— start of INPUT ROWS —

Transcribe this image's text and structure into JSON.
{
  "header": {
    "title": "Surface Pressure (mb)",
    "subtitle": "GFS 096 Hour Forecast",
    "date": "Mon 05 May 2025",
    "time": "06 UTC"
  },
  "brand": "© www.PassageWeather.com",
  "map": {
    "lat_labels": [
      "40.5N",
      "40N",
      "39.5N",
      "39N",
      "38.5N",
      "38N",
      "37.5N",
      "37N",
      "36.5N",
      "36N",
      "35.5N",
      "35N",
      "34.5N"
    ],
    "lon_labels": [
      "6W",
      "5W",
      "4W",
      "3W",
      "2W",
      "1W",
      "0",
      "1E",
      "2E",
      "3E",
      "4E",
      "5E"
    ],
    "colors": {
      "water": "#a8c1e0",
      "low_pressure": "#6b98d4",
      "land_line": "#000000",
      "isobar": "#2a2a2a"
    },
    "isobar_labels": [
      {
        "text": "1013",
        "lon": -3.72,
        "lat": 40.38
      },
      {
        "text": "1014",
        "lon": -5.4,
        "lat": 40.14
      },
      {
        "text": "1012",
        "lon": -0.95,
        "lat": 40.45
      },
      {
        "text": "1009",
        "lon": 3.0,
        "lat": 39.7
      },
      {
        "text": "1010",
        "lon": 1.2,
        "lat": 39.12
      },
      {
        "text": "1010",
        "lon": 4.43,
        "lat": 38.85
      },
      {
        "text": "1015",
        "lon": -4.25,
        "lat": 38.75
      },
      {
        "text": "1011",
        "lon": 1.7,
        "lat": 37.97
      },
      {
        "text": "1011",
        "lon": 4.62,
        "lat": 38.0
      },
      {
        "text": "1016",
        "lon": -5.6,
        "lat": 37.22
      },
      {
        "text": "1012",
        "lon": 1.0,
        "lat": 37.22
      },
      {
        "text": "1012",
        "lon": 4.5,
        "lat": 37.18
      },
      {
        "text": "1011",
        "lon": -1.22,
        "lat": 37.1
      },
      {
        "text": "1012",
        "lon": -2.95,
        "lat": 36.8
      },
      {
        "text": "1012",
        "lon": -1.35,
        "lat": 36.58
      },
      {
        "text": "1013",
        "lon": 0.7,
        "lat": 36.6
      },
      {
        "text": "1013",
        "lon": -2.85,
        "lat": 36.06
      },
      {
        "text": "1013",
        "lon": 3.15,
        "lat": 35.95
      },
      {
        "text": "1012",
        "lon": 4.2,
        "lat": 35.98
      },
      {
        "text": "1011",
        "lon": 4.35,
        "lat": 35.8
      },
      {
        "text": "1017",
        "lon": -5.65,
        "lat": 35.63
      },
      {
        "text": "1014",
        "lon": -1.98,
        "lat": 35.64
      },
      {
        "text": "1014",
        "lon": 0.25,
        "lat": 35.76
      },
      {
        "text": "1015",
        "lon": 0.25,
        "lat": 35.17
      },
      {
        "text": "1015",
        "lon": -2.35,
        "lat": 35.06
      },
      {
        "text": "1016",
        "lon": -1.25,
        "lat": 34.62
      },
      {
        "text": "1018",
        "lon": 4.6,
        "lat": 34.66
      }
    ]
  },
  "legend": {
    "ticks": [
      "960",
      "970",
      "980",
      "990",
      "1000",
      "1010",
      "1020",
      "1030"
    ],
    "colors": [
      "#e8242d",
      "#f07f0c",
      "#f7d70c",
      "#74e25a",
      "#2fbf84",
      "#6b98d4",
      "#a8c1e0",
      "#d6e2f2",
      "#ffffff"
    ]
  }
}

— end of INPUT ROWS —

SET EXERCISE: Extract each entry in full, exactly as given.

FULL RESPONSE:
Transcribe this image's text and structure into JSON.
{
  "header": {
    "title": "Surface Pressure (mb)",
    "subtitle": "GFS 096 Hour Forecast",
    "date": "Mon 05 May 2025",
    "time": "06 UTC"
  },
  "brand": "© www.PassageWeather.com",
  "map": {
    "lat_labels": [
      "40.5N",
      "40N",
      "39.5N",
      "39N",
      "38.5N",
      "38N",
      "37.5N",
      "37N",
      "36.5N",
      "36N",
      "35.5N",
      "35N",
      "34.5N"
    ],
    "lon_labels": [
      "6W",
      "5W",
      "4W",
      "3W",
      "2W",
      "1W",
      "0",
      "1E",
      "2E",
      "3E",
      "4E",
      "5E"
    ],
    "colors": {
      "water": "#a8c1e0",
      "low_pressure": "#6b98d4",
      "land_line": "#000000",
      "isobar": "#2a2a2a"
    },
    "isobar_labels": [
      {
        "text": "1013",
        "lon": -3.72,
        "lat": 40.38
      },
      {
        "text": "1014",
        "lon": -5.4,
        "lat": 40.14
      },
      {
        "text": "1012",
        "lon": -0.95,
        "lat": 40.45
      },
      {
        "text": "1009",
        "lon": 3.0,
        "lat": 39.7
      },
      {
        "text": "1010",
        "lon": 1.2,
        "lat": 39.12
      },
      {
        "text": "1010",
        "lon": 4.43,
        "lat": 38.85
      },
      {
        "text": "1015",
        "lon": -4.25,
        "lat": 38.75
      },
      {
        "text": "1011",
        "lon": 1.7,
        "lat": 37.97
      },
      {
        "text": "1011",
        "lon": 4.62,
        "lat": 38.0
      },
      {
        "text": "1016",
        "lon": -5.6,
        "lat": 37.22
      },
      {
        "text": "1012",
        "lon": 1.0,
        "lat": 37.22
      },
      {
        "text": "1012",
        "lon": 4.5,
        "lat": 37.18
      },
      {
        "text": "1011",
        "lon": -1.22,
        "lat": 37.1
      },
      {
        "text": "1012",
        "lon": -2.95,
        "lat": 36.8
      },
      {
        "text": "1012",
        "lon": -1.35,
        "lat": 36.58
      },
      {
        "text": "1013",
        "lon": 0.7,
        "lat": 36.6
      },
      {
        "text": "1013",
        "lon": -2.85,
        "lat": 36.06
      },
      {
        "text": "1013",
        "lon": 3.15,
        "lat": 35.95
      },
      {
        "text": "1012",
        "lon": 4.2,
        "lat": 35.98
      },
      {
        "text": "1011",
        "lon": 4.35,
        "lat": 35.8
      },
      {
        "text": "1017",
        "lon": -5.65,
        "lat": 35.63
      },
      {
        "text": "1014",
        "lon": -1.98,
        "lat": 35.64
      },
      {
        "text": "1014",
        "lon": 0.25,
        "lat": 35.76
      },
      {
        "text": "1015",
        "lon": 0.25,
        "lat": 35.17
      },
      {
        "text": "1015",
        "lon": -2.35,
        "lat": 35.06
      },
      {
        "text": "1016",
        "lon": -1.25,
        "lat": 34.62
      },
      {
        "text": "1018",
        "lon": 4.6,
        "lat": 34.66
      }
    ]
  },
  "legend": {
    "ticks": [
      "960",
      "970",
      "980",
      "990",
      "1000",
      "1010",
      "1020",
      "1030"
    ],
    "colors": [
      "#e8242d",
      "#f07f0c",
      "#f7d70c",
      "#74e25a",
      "#2fbf84",
      "#6b98d4",
      "#a8c1e0",
      "#d6e2f2",
      "#ffffff"
    ]
  }
}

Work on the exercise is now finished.